TASK INSTRUCTIONS
In the records below, swap every "bbox" for "bounding box" and write them out again with nothing else changed. Leave out the pictures.

SUPPLIED MATERIAL

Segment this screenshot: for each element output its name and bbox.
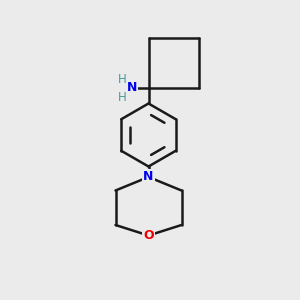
Text: N: N [127, 81, 137, 94]
Text: H: H [118, 91, 127, 104]
Text: H: H [118, 73, 127, 86]
Text: O: O [143, 229, 154, 242]
Text: N: N [143, 170, 154, 184]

THE OUTPUT
Segment this screenshot: for each element output its name and bounding box.
Text: N: N [127, 81, 137, 94]
Text: H: H [118, 91, 127, 104]
Text: H: H [118, 73, 127, 86]
Text: O: O [143, 229, 154, 242]
Text: N: N [143, 170, 154, 184]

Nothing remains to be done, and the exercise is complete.